## BEGIN

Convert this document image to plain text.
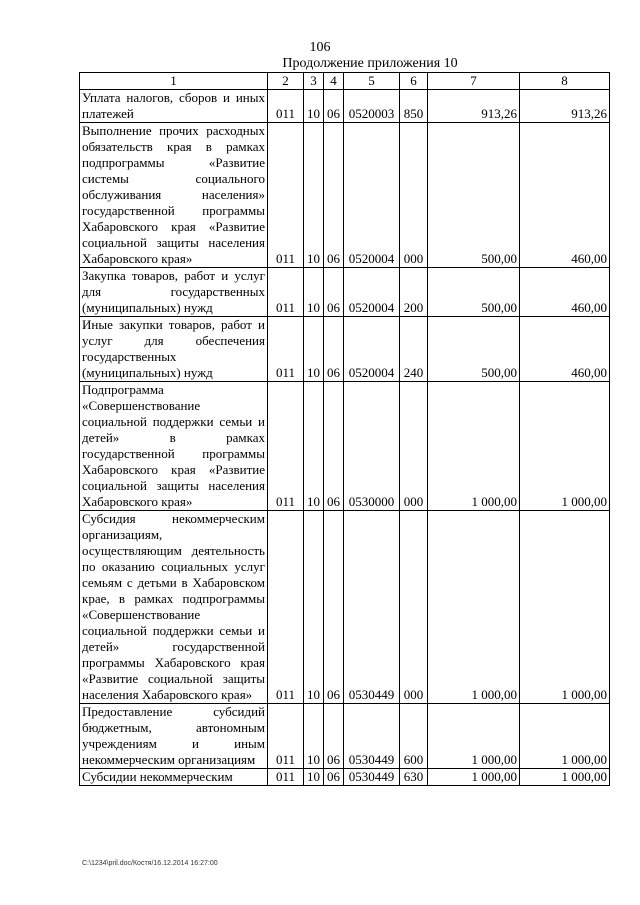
106
Продолжение приложения 10
1	2	3	4	5	6	7	8
Уплата налогов, сборов и иных платежей	011	10	06	0520003	850	913,26	913,26
Выполнение прочих расходных обязательств края в рамках подпрограммы «Развитие системы социального обслуживания населения» государственной программы Хабаровского края «Развитие социальной защиты населения Хабаровского края»	011	10	06	0520004	000	500,00	460,00
Закупка товаров, работ и услуг для государственных (муниципальных) нужд	011	10	06	0520004	200	500,00	460,00
Иные закупки товаров, работ и услуг для обеспечения государственных (муниципальных) нужд	011	10	06	0520004	240	500,00	460,00
Подпрограмма «Совершенствование социальной поддержки семьи и детей» в рамках государственной программы Хабаровского края «Развитие социальной защиты населения Хабаровского края»	011	10	06	0530000	000	1 000,00	1 000,00
Субсидия некоммерческим организациям, осуществляющим деятельность по оказанию социальных услуг семьям с детьми в Хабаровском крае, в рамках подпрограммы «Совершенствование социальной поддержки семьи и детей» государственной программы Хабаровского края «Развитие социальной защиты населения Хабаровского края»	011	10	06	0530449	000	1 000,00	1 000,00
Предоставление субсидий бюджетным, автономным учреждениям и иным некоммерческим организациям	011	10	06	0530449	600	1 000,00	1 000,00
Субсидии некоммерческим	011	10	06	0530449	630	1 000,00	1 000,00
C:\1234\pril.doc/Костя/16.12.2014 16:27:00
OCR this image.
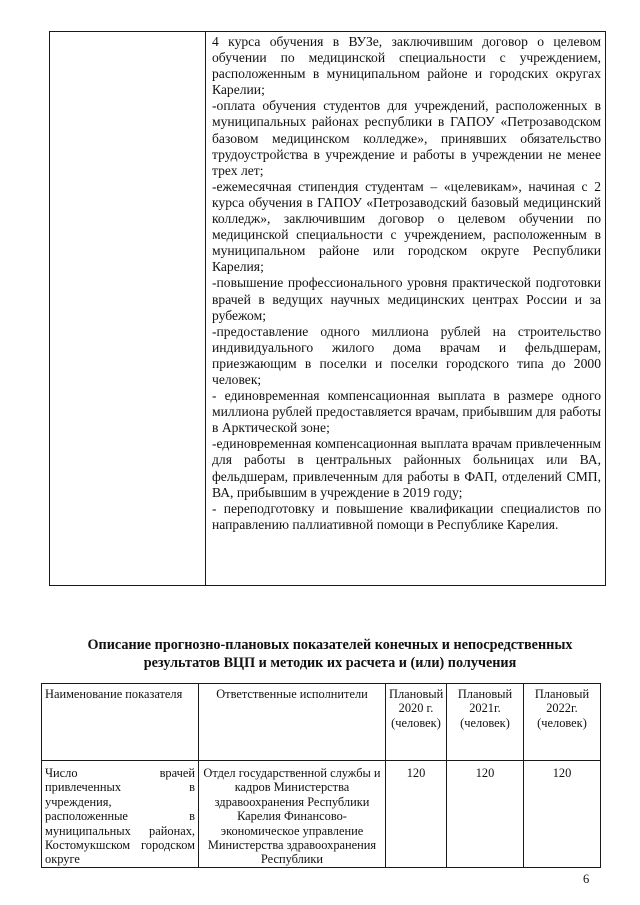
4 курса обучения в ВУЗе, заключившим договор о целевом обучении по медицинской специальности с учреждением, расположенным в муниципальном районе и городских округах Карелии;

-оплата обучения студентов для учреждений, расположенных в муниципальных районах республики в ГАПОУ «Петрозаводском базовом медицинском колледже», принявших обязательство трудоустройства в учреждение и работы в учреждении не менее трех лет;

-ежемесячная стипендия студентам – «целевикам», начиная с 2 курса обучения в ГАПОУ «Петрозаводский базовый медицинский колледж», заключившим договор о целевом обучении по медицинской специальности с учреждением, расположенным в муниципальном районе или городском округе Республики Карелия;

-повышение профессионального уровня практической подготовки врачей в ведущих научных медицинских центрах России и за рубежом;

-предоставление одного миллиона рублей на строительство индивидуального жилого дома врачам и фельдшерам, приезжающим в поселки и поселки городского типа до 2000 человек;

- единовременная компенсационная выплата в размере одного миллиона рублей предоставляется врачам, прибывшим для работы в Арктической зоне;

-единовременная компенсационная выплата врачам привлеченным для работы в центральных районных больницах или ВА, фельдшерам, привлеченным для работы в ФАП, отделений СМП, ВА, прибывшим в учреждение в 2019 году;

- переподготовку и повышение квалификации специалистов по направлению паллиативной помощи в Республике Карелия.

Описание прогнозно-плановых показателей конечных и непосредственных результатов ВЦП и методик их расчета и (или) получения
Наименование показателя	Ответственные исполнители	Плановый 2020 г. (человек)	Плановый 2021г. (человек)	Плановый 2022г. (человек)
Число врачей привлеченных в учреждения, расположенные в муниципальных районах, Костомукшском городском округе	Отдел государственной службы и кадров Министерства здравоохранения Республики Карелия Финансово-экономическое управление Министерства здравоохранения Республики	120	120	120

6
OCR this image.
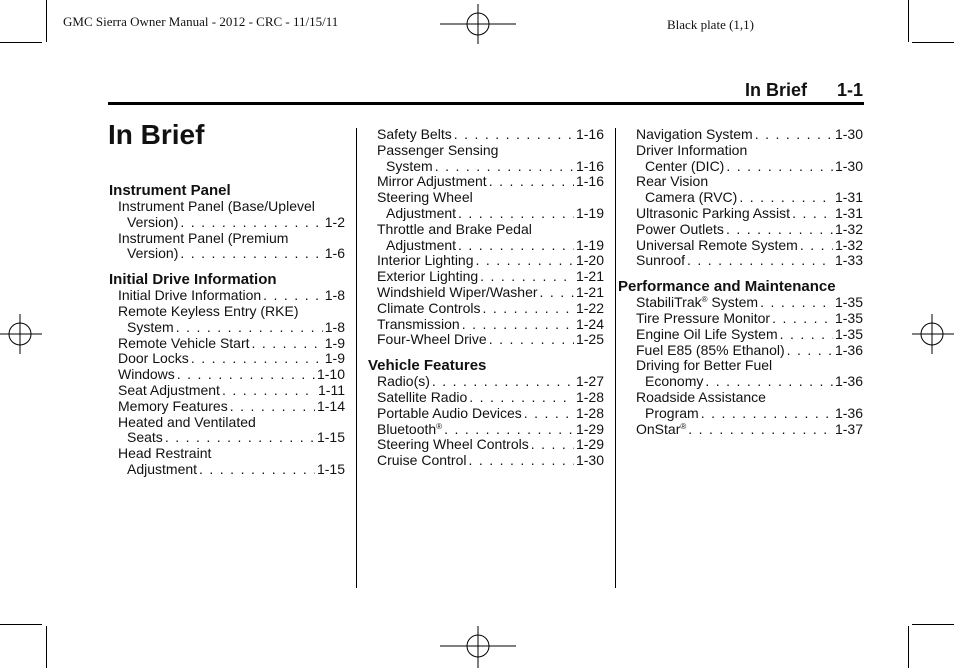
GMC Sierra Owner Manual - 2012 - CRC - 11/15/11	Black plate (1,1)
In Brief 1-1
In Brief
Instrument Panel
Instrument Panel (Base/Uplevel
Version) . . .	1-2
Instrument Panel (Premium
Version) . . .	1-6
Initial Drive Information
Initial Drive Information . . .	1-8
Remote Keyless Entry (RKE)
System . . .	1-8
Remote Vehicle Start . . .	1-9
Door Locks . . .	1-9
Windows . . .	1-10
Seat Adjustment . . .	1-11
Memory Features . . .	1-14
Heated and Ventilated
Seats . . .	1-15
Head Restraint
Adjustment . . .	1-15
Safety Belts . . .	1-16
Passenger Sensing
System . . .	1-16
Mirror Adjustment . . .	1-16
Steering Wheel
Adjustment . . .	1-19
Throttle and Brake Pedal
Adjustment . . .	1-19
Interior Lighting . . .	1-20
Exterior Lighting . . .	1-21
Windshield Wiper/Washer . . .	1-21
Climate Controls . . .	1-22
Transmission . . .	1-24
Four-Wheel Drive . . .	1-25
Vehicle Features
Radio(s) . . .	1-27
Satellite Radio . . .	1-28
Portable Audio Devices . . .	1-28
Bluetooth® . . .	1-29
Steering Wheel Controls . . .	1-29
Cruise Control . . .	1-30
Navigation System . . .	1-30
Driver Information
Center (DIC) . . .	1-30
Rear Vision
Camera (RVC) . . .	1-31
Ultrasonic Parking Assist . . .	1-31
Power Outlets . . .	1-32
Universal Remote System . . .	1-32
Sunroof . . .	1-33
Performance and Maintenance
StabiliTrak® System . . .	1-35
Tire Pressure Monitor . . .	1-35
Engine Oil Life System . . .	1-35
Fuel E85 (85% Ethanol) . . .	1-36
Driving for Better Fuel
Economy . . .	1-36
Roadside Assistance
Program . . .	1-36
OnStar® . . .	1-37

## END

Exercise goal:
Collect, from the material above, every line containing the word "учреждением".

Reply to the task:
4 курса обучения в ВУЗе, заключившим договор о целевом обучении по медицинской специальности с учреждением, расположенным в муниципальном районе и городских округах Карелии;
-ежемесячная стипендия студентам – «целевикам», начиная с 2 курса обучения в ГАПОУ «Петрозаводский базовый медицинский колледж», заключившим договор о целевом обучении по медицинской специальности с учреждением, расположенным в муниципальном районе или городском округе Республики Карелия;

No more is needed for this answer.